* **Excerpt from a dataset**
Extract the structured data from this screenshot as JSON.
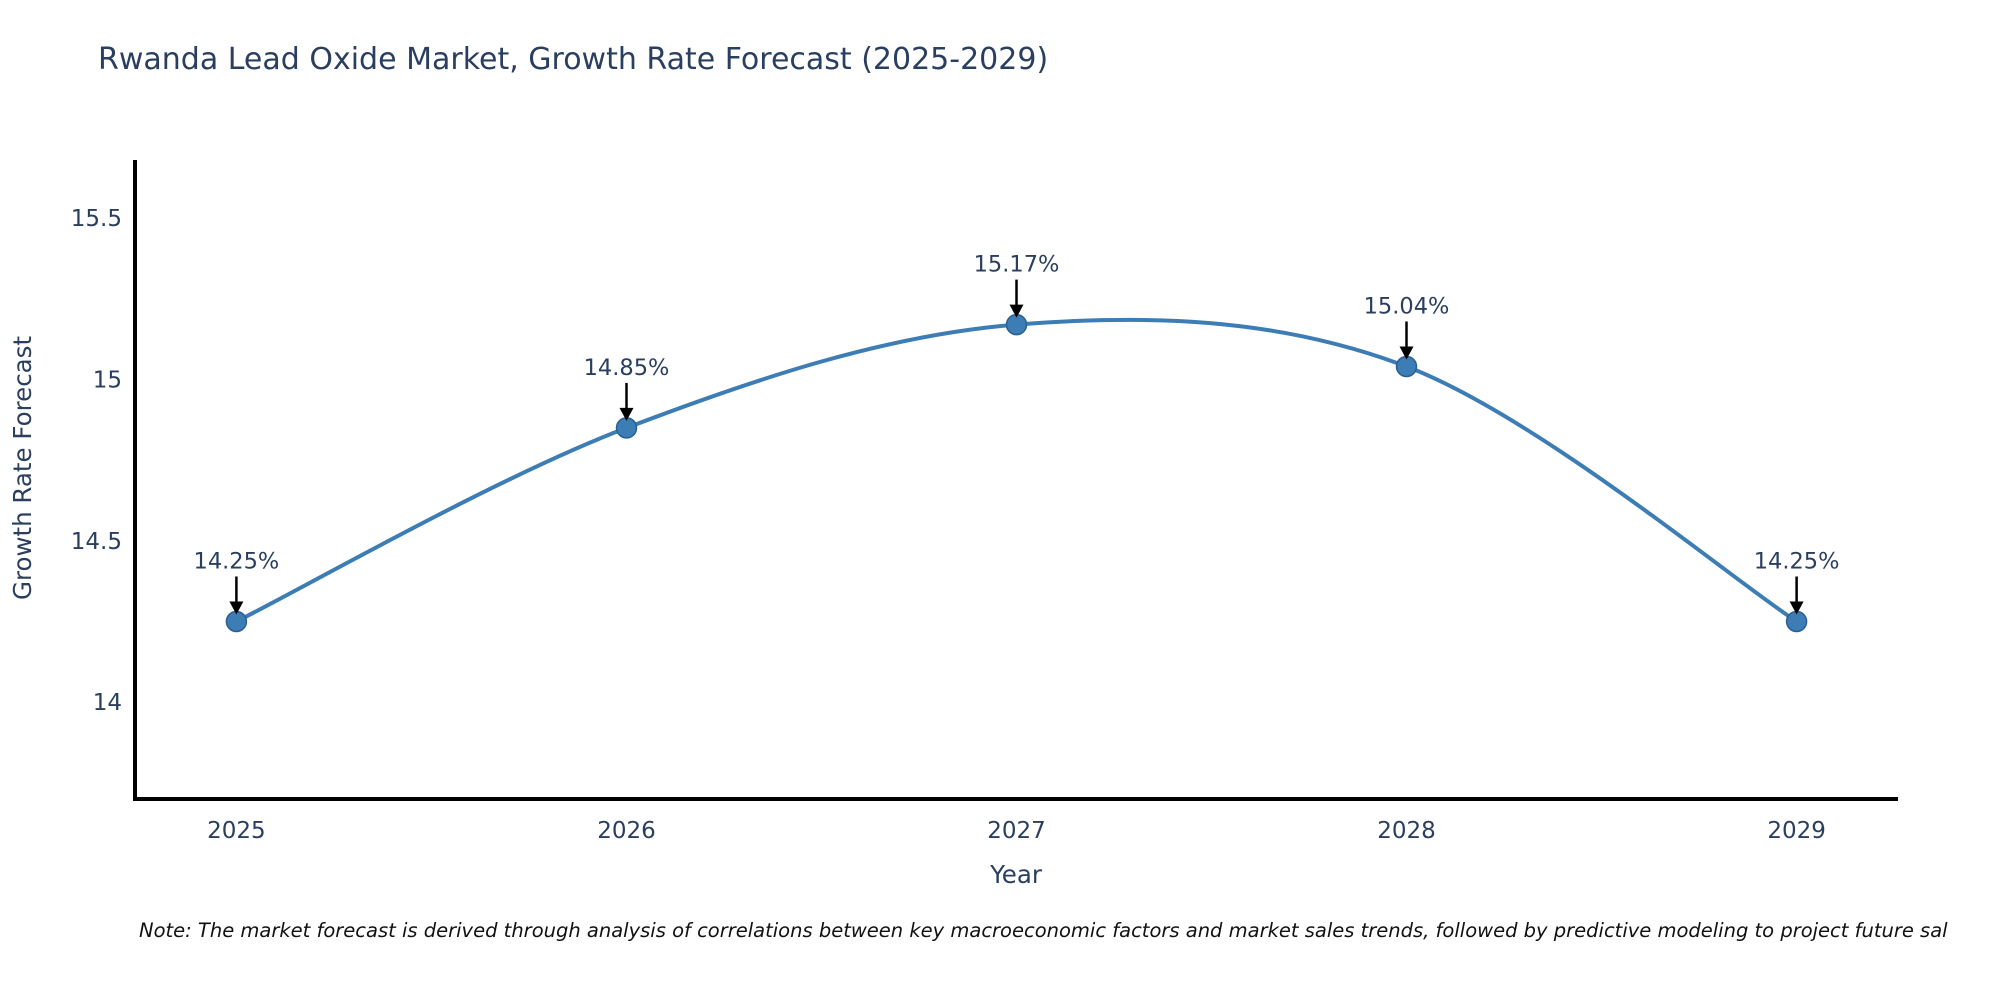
{
  "title": "Rwanda Lead Oxide Market, Growth Rate Forecast (2025-2029)",
  "note": "Note: The market forecast is derived through analysis of correlations between key macroeconomic factors and market sales trends, followed by predictive modeling to project future sal",
  "colors": {
    "line": "#3d7db6",
    "marker_fill": "#3d7db6",
    "marker_edge": "#2b5f91",
    "axis_line": "#000000",
    "chart_text": "#2a3f5f",
    "arrow": "#000000",
    "note_text": "#111111",
    "background": "#ffffff"
  },
  "chart_data": {
    "type": "line",
    "line_shape": "spline",
    "title": "Rwanda Lead Oxide Market, Growth Rate Forecast (2025-2029)",
    "x": [
      2025,
      2026,
      2027,
      2028,
      2029
    ],
    "values": [
      14.25,
      14.85,
      15.17,
      15.04,
      14.25
    ],
    "point_labels": [
      "14.25%",
      "14.85%",
      "15.17%",
      "15.04%",
      "14.25%"
    ],
    "xlabel": "Year",
    "ylabel": "Growth Rate Forecast",
    "xtick_labels": [
      "2025",
      "2026",
      "2027",
      "2028",
      "2029"
    ],
    "yticks": [
      15.5,
      15,
      14.5,
      14
    ],
    "ytick_labels": [
      "15.5",
      "15",
      "14.5",
      "14"
    ],
    "xlim": [
      2024.74,
      2029.26
    ],
    "ylim": [
      13.7,
      15.68
    ],
    "grid": false,
    "legend": "none",
    "units": "percent"
  }
}
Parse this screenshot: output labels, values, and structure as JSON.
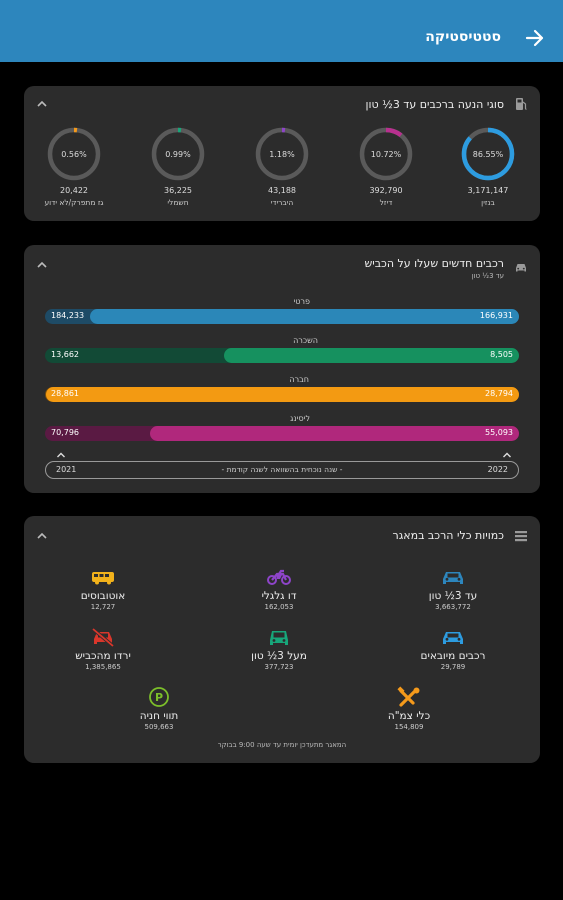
{
  "appbar": {
    "title": "סטטיסטיקה",
    "color": "#2d86bd"
  },
  "propulsion": {
    "title": "סוגי הנעה ברכבים עד 3½ טון",
    "items": [
      {
        "pct": "86.55%",
        "fraction": 0.8655,
        "value": "3,171,147",
        "label": "בנזין",
        "color": "#2d9ce0"
      },
      {
        "pct": "10.72%",
        "fraction": 0.1072,
        "value": "392,790",
        "label": "דיזל",
        "color": "#b8308f"
      },
      {
        "pct": "1.18%",
        "fraction": 0.0118,
        "value": "43,188",
        "label": "היברידי",
        "color": "#8e44c9"
      },
      {
        "pct": "0.99%",
        "fraction": 0.0099,
        "value": "36,225",
        "label": "חשמלי",
        "color": "#17a67a"
      },
      {
        "pct": "0.56%",
        "fraction": 0.0056,
        "value": "20,422",
        "label": "גז מתפרק/לא ידוע",
        "color": "#f59a1b"
      }
    ]
  },
  "new_vehicles": {
    "title": "רכבים חדשים שעלו על הכביש",
    "subtitle": "עד 3½ טון",
    "rows": [
      {
        "label": "פרטי",
        "prev": "184,233",
        "curr": "166,931",
        "fraction": 0.906,
        "color": "#2b87b8",
        "track": "#1e4b66"
      },
      {
        "label": "השכרה",
        "prev": "13,662",
        "curr": "8,505",
        "fraction": 0.623,
        "color": "#16915f",
        "track": "#124a36"
      },
      {
        "label": "חברה",
        "prev": "28,861",
        "curr": "28,794",
        "fraction": 0.998,
        "color": "#f39a12",
        "track": "#7a4f0b"
      },
      {
        "label": "ליסינג",
        "prev": "70,796",
        "curr": "55,093",
        "fraction": 0.778,
        "color": "#b0287c",
        "track": "#5a1a43"
      }
    ],
    "year_prev": "2021",
    "year_curr": "2022",
    "compare_text": "- שנה נוכחית בהשוואה לשנה קודמת -"
  },
  "quantities": {
    "title": "כמויות כלי הרכב במאגר",
    "items": [
      {
        "name": "עד 3½ טון",
        "value": "3,663,772",
        "icon": "car-icon",
        "color": "#2d86bd"
      },
      {
        "name": "דו גלגלי",
        "value": "162,053",
        "icon": "motorcycle-icon",
        "color": "#8e44c9"
      },
      {
        "name": "אוטובוסים",
        "value": "12,727",
        "icon": "bus-icon",
        "color": "#f2b21b"
      },
      {
        "name": "רכבים מיובאים",
        "value": "29,789",
        "icon": "imported-car-icon",
        "color": "#2d9ce0"
      },
      {
        "name": "מעל 3½ טון",
        "value": "377,723",
        "icon": "truck-icon",
        "color": "#17a67a"
      },
      {
        "name": "ירדו מהכביש",
        "value": "1,385,865",
        "icon": "crossed-car-icon",
        "color": "#d9362b"
      },
      {
        "name": "כלי צמ\"ה",
        "value": "154,809",
        "icon": "tools-icon",
        "color": "#f59a1b"
      },
      {
        "name": "תווי חניה",
        "value": "509,663",
        "icon": "parking-icon",
        "color": "#7cbf2a"
      }
    ],
    "footnote": "המאגר מתעדכן יומית עד שעה 9:00 בבוקר"
  }
}
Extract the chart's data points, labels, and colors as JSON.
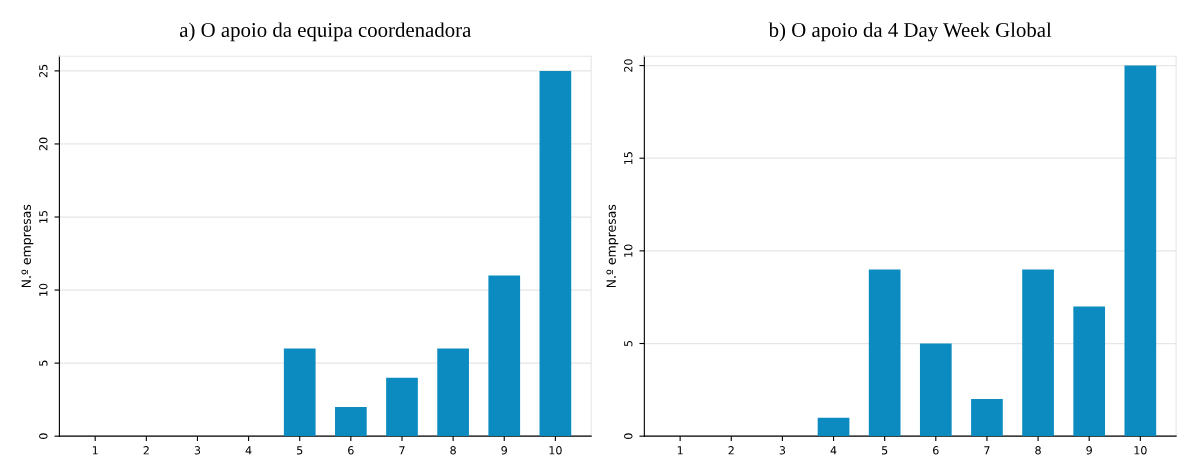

* **WORK TO COMPLETE**
Return every line containing "Lead".

* **EXERCISE SOLUTION**
  "title": "Rwanda Lead Oxide Market, Growth Rate Forecast (2025-2029)",
    "title": "Rwanda Lead Oxide Market, Growth Rate Forecast (2025-2029)",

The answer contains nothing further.